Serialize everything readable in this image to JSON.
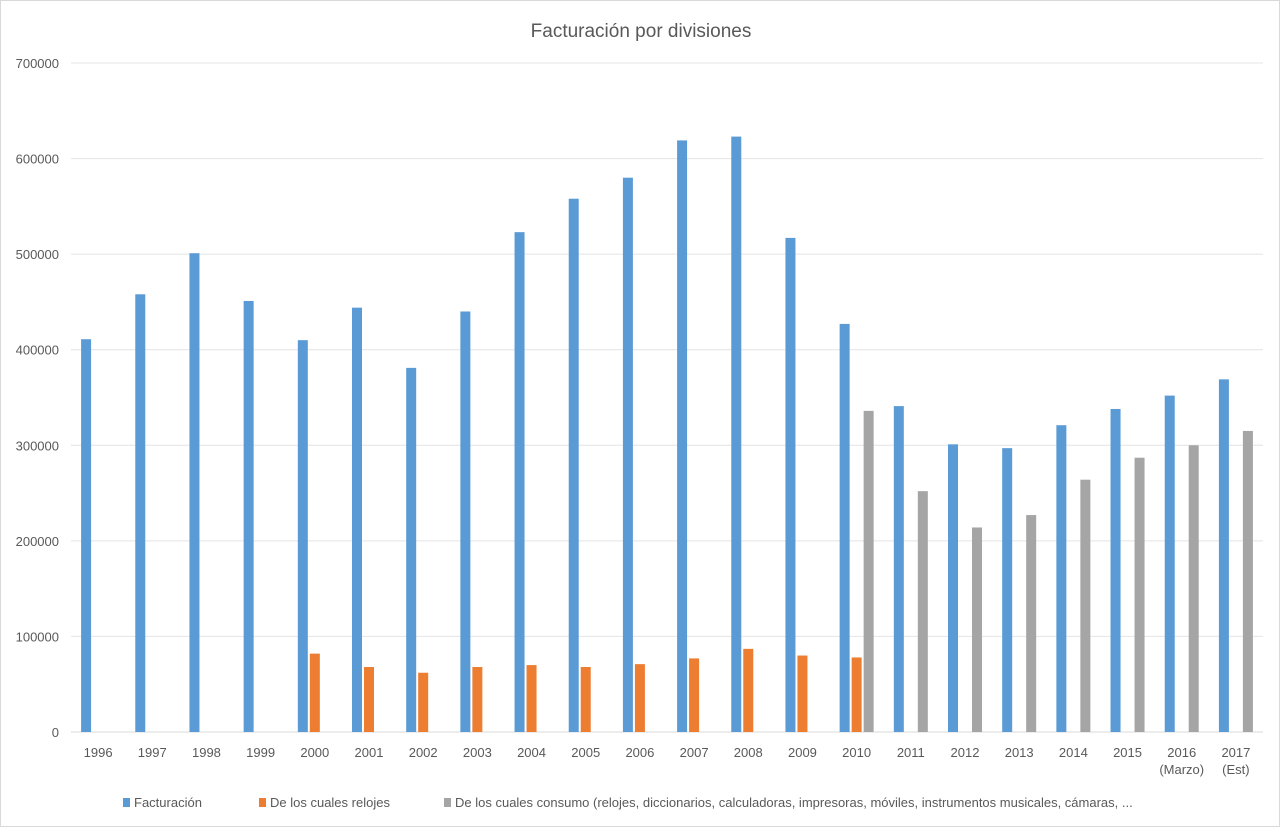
{
  "chart_data": {
    "type": "bar",
    "title": "Facturación por divisiones",
    "xlabel": "",
    "ylabel": "",
    "ylim": [
      0,
      700000
    ],
    "yticks": [
      0,
      100000,
      200000,
      300000,
      400000,
      500000,
      600000,
      700000
    ],
    "grid": true,
    "legend_position": "bottom",
    "categories": [
      "1996",
      "1997",
      "1998",
      "1999",
      "2000",
      "2001",
      "2002",
      "2003",
      "2004",
      "2005",
      "2006",
      "2007",
      "2008",
      "2009",
      "2010",
      "2011",
      "2012",
      "2013",
      "2014",
      "2015",
      "2016\n(Marzo)",
      "2017\n(Est)"
    ],
    "series": [
      {
        "name": "Facturación",
        "color": "#5b9bd5",
        "values": [
          411000,
          458000,
          501000,
          451000,
          410000,
          444000,
          381000,
          440000,
          523000,
          558000,
          580000,
          619000,
          623000,
          517000,
          427000,
          341000,
          301000,
          297000,
          321000,
          338000,
          352000,
          369000
        ]
      },
      {
        "name": "De los cuales relojes",
        "color": "#ed7d31",
        "values": [
          null,
          null,
          null,
          null,
          82000,
          68000,
          62000,
          68000,
          70000,
          68000,
          71000,
          77000,
          87000,
          80000,
          78000,
          null,
          null,
          null,
          null,
          null,
          null,
          null
        ]
      },
      {
        "name": "De los cuales consumo (relojes, diccionarios, calculadoras, impresoras, móviles, instrumentos musicales, cámaras, ...",
        "color": "#a5a5a5",
        "values": [
          null,
          null,
          null,
          null,
          null,
          null,
          null,
          null,
          null,
          null,
          null,
          null,
          null,
          null,
          336000,
          252000,
          214000,
          227000,
          264000,
          287000,
          300000,
          315000
        ]
      }
    ]
  }
}
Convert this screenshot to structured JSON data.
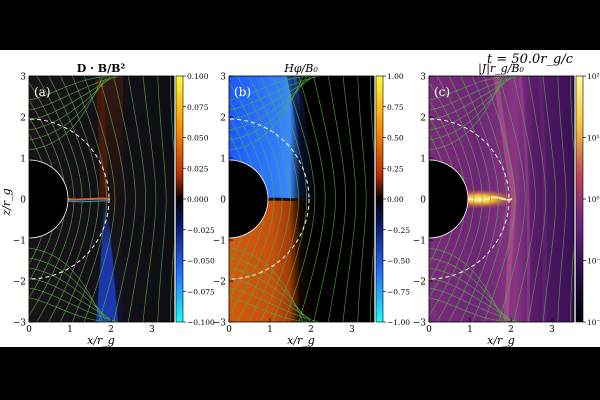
{
  "figure": {
    "time_label": "t = 50.0r_g/c"
  },
  "axes": {
    "ylabel": "z/r_g",
    "xlabel": "x/r_g",
    "y_ticks": [
      "3",
      "2",
      "1",
      "0",
      "−1",
      "−2",
      "−3"
    ],
    "x_ticks": [
      "0",
      "1",
      "2",
      "3"
    ]
  },
  "panels": [
    {
      "title": "D · B/B²",
      "tag": "(a)",
      "colormap": "diverging-cyan-blue-black-red-yellow",
      "colorbar_ticks": [
        "0.100",
        "0.075",
        "0.050",
        "0.025",
        "0.000",
        "−0.025",
        "−0.050",
        "−0.075",
        "−0.100"
      ]
    },
    {
      "title": "Hφ/B₀",
      "tag": "(b)",
      "colormap": "diverging-cyan-blue-black-red-yellow",
      "colorbar_ticks": [
        "1.00",
        "0.75",
        "0.50",
        "0.25",
        "0.00",
        "−0.25",
        "−0.50",
        "−0.75",
        "−1.00"
      ]
    },
    {
      "title": "|J|r_g/B₀",
      "tag": "(c)",
      "colormap": "inferno-purple",
      "colorbar_ticks": [
        "10²",
        "10¹",
        "10⁰",
        "10⁻¹",
        "10⁻²"
      ]
    }
  ],
  "colors": {
    "field_lines": "#55aa44",
    "horizon_dashed": "#ffffff",
    "black_hole": "#000000"
  }
}
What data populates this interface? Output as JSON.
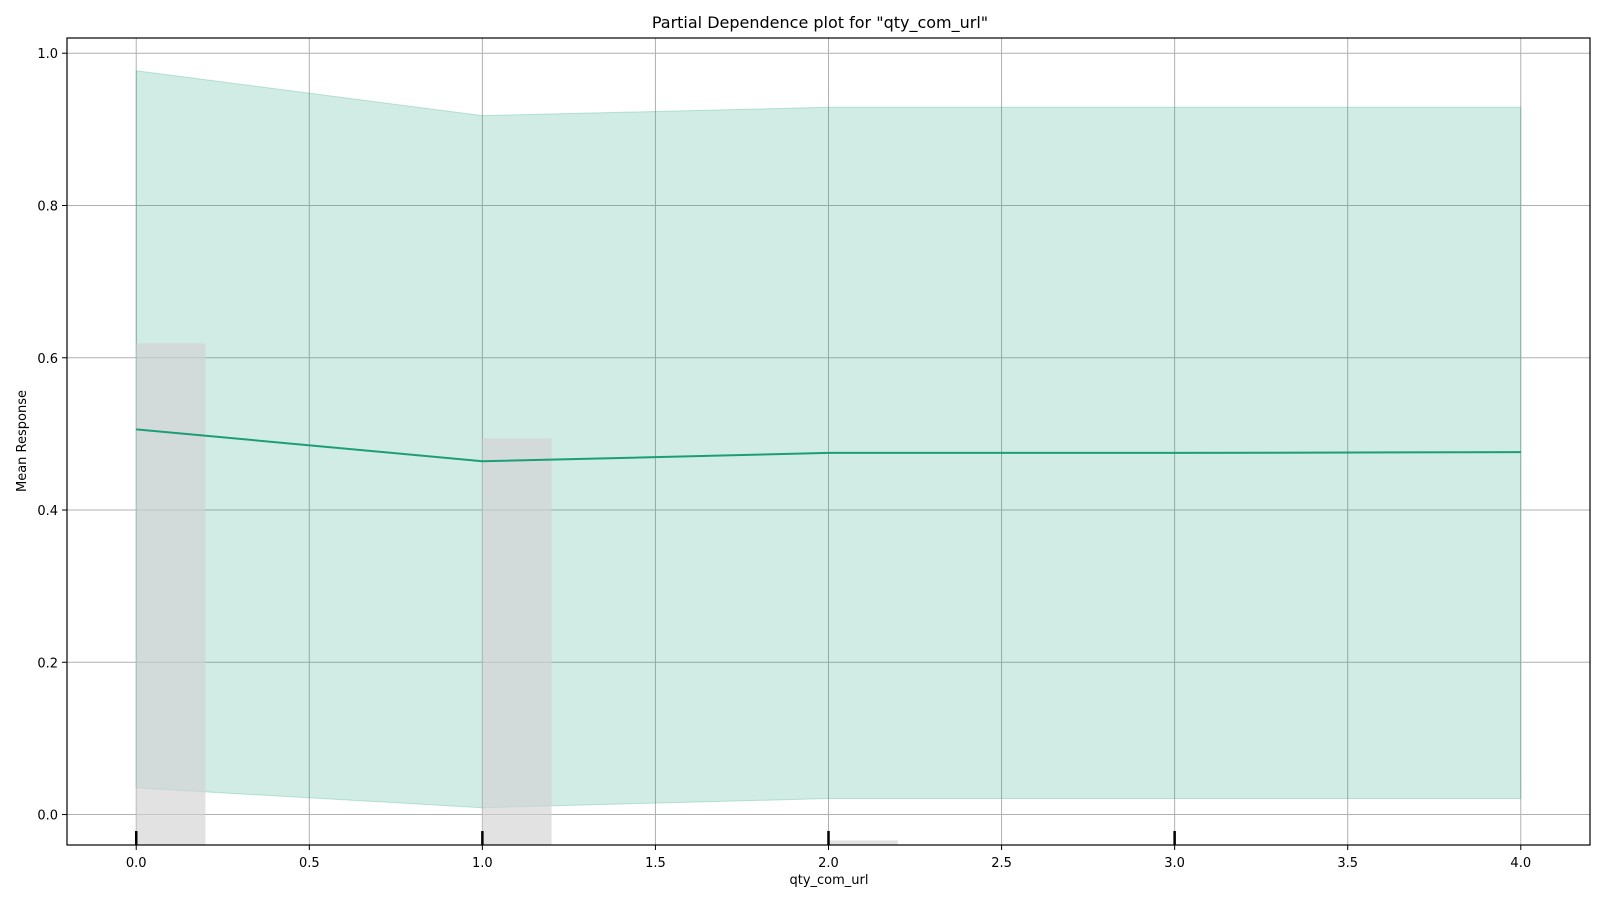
{
  "chart_data": {
    "type": "line",
    "title": "Partial Dependence plot for \"qty_com_url\"",
    "xlabel": "qty_com_url",
    "ylabel": "Mean Response",
    "xlim": [
      -0.2,
      4.2
    ],
    "ylim": [
      -0.04,
      1.02
    ],
    "x_ticks": [
      0.0,
      0.5,
      1.0,
      1.5,
      2.0,
      2.5,
      3.0,
      3.5,
      4.0
    ],
    "x_tick_labels": [
      "0.0",
      "0.5",
      "1.0",
      "1.5",
      "2.0",
      "2.5",
      "3.0",
      "3.5",
      "4.0"
    ],
    "y_ticks": [
      0.0,
      0.2,
      0.4,
      0.6,
      0.8,
      1.0
    ],
    "y_tick_labels": [
      "0.0",
      "0.2",
      "0.4",
      "0.6",
      "0.8",
      "1.0"
    ],
    "grid": true,
    "series": [
      {
        "x": [
          0,
          1,
          2,
          3,
          4
        ],
        "values": [
          0.506,
          0.464,
          0.475,
          0.475,
          0.476
        ],
        "lower": [
          0.035,
          0.009,
          0.021,
          0.021,
          0.021
        ],
        "upper": [
          0.977,
          0.918,
          0.929,
          0.929,
          0.929
        ]
      }
    ],
    "histogram": {
      "x": [
        0,
        1,
        2
      ],
      "width": 0.2,
      "tops": [
        0.619,
        0.494,
        -0.034
      ]
    },
    "rug_x": [
      0,
      1,
      2,
      3
    ],
    "colors": {
      "line": "#1b9e77",
      "band": "#1b9e77",
      "histogram": "#d3d3d3",
      "grid": "#b0b0b0"
    }
  }
}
────────────────
> _Requirement_
Reproduce the material above verbatim; omit every picture.

> _The output_
Serialize everything readable in this image to JSON.
{
  "chart_data": {
    "type": "bar",
    "title": "Facturación por divisiones",
    "xlabel": "",
    "ylabel": "",
    "ylim": [
      0,
      700000
    ],
    "yticks": [
      0,
      100000,
      200000,
      300000,
      400000,
      500000,
      600000,
      700000
    ],
    "grid": true,
    "legend_position": "bottom",
    "categories": [
      "1996",
      "1997",
      "1998",
      "1999",
      "2000",
      "2001",
      "2002",
      "2003",
      "2004",
      "2005",
      "2006",
      "2007",
      "2008",
      "2009",
      "2010",
      "2011",
      "2012",
      "2013",
      "2014",
      "2015",
      "2016\n(Marzo)",
      "2017\n(Est)"
    ],
    "series": [
      {
        "name": "Facturación",
        "color": "#5b9bd5",
        "values": [
          411000,
          458000,
          501000,
          451000,
          410000,
          444000,
          381000,
          440000,
          523000,
          558000,
          580000,
          619000,
          623000,
          517000,
          427000,
          341000,
          301000,
          297000,
          321000,
          338000,
          352000,
          369000
        ]
      },
      {
        "name": "De los cuales relojes",
        "color": "#ed7d31",
        "values": [
          null,
          null,
          null,
          null,
          82000,
          68000,
          62000,
          68000,
          70000,
          68000,
          71000,
          77000,
          87000,
          80000,
          78000,
          null,
          null,
          null,
          null,
          null,
          null,
          null
        ]
      },
      {
        "name": "De los cuales consumo (relojes, diccionarios, calculadoras, impresoras, móviles, instrumentos musicales, cámaras, ...",
        "color": "#a5a5a5",
        "values": [
          null,
          null,
          null,
          null,
          null,
          null,
          null,
          null,
          null,
          null,
          null,
          null,
          null,
          null,
          336000,
          252000,
          214000,
          227000,
          264000,
          287000,
          300000,
          315000
        ]
      }
    ]
  }
}
Convert this screenshot to structured JSON data.
{
  "figure": {
    "time_label": "t = 50.0r_g/c"
  },
  "axes": {
    "ylabel": "z/r_g",
    "xlabel": "x/r_g",
    "y_ticks": [
      "3",
      "2",
      "1",
      "0",
      "−1",
      "−2",
      "−3"
    ],
    "x_ticks": [
      "0",
      "1",
      "2",
      "3"
    ]
  },
  "panels": [
    {
      "title": "D · B/B²",
      "tag": "(a)",
      "colormap": "diverging-cyan-blue-black-red-yellow",
      "colorbar_ticks": [
        "0.100",
        "0.075",
        "0.050",
        "0.025",
        "0.000",
        "−0.025",
        "−0.050",
        "−0.075",
        "−0.100"
      ]
    },
    {
      "title": "Hφ/B₀",
      "tag": "(b)",
      "colormap": "diverging-cyan-blue-black-red-yellow",
      "colorbar_ticks": [
        "1.00",
        "0.75",
        "0.50",
        "0.25",
        "0.00",
        "−0.25",
        "−0.50",
        "−0.75",
        "−1.00"
      ]
    },
    {
      "title": "|J|r_g/B₀",
      "tag": "(c)",
      "colormap": "inferno-purple",
      "colorbar_ticks": [
        "10²",
        "10¹",
        "10⁰",
        "10⁻¹",
        "10⁻²"
      ]
    }
  ],
  "colors": {
    "field_lines": "#55aa44",
    "horizon_dashed": "#ffffff",
    "black_hole": "#000000"
  }
}
What data populates this interface? Output as JSON.
{
  "chart_data": {
    "type": "line",
    "title": "Partial Dependence plot for \"qty_com_url\"",
    "xlabel": "qty_com_url",
    "ylabel": "Mean Response",
    "xlim": [
      -0.2,
      4.2
    ],
    "ylim": [
      -0.04,
      1.02
    ],
    "x_ticks": [
      0.0,
      0.5,
      1.0,
      1.5,
      2.0,
      2.5,
      3.0,
      3.5,
      4.0
    ],
    "x_tick_labels": [
      "0.0",
      "0.5",
      "1.0",
      "1.5",
      "2.0",
      "2.5",
      "3.0",
      "3.5",
      "4.0"
    ],
    "y_ticks": [
      0.0,
      0.2,
      0.4,
      0.6,
      0.8,
      1.0
    ],
    "y_tick_labels": [
      "0.0",
      "0.2",
      "0.4",
      "0.6",
      "0.8",
      "1.0"
    ],
    "grid": true,
    "series": [
      {
        "x": [
          0,
          1,
          2,
          3,
          4
        ],
        "values": [
          0.506,
          0.464,
          0.475,
          0.475,
          0.476
        ],
        "lower": [
          0.035,
          0.009,
          0.021,
          0.021,
          0.021
        ],
        "upper": [
          0.977,
          0.918,
          0.929,
          0.929,
          0.929
        ]
      }
    ],
    "histogram": {
      "x": [
        0,
        1,
        2
      ],
      "width": 0.2,
      "tops": [
        0.619,
        0.494,
        -0.034
      ]
    },
    "rug_x": [
      0,
      1,
      2,
      3
    ],
    "colors": {
      "line": "#1b9e77",
      "band": "#1b9e77",
      "histogram": "#d3d3d3",
      "grid": "#b0b0b0"
    }
  }
}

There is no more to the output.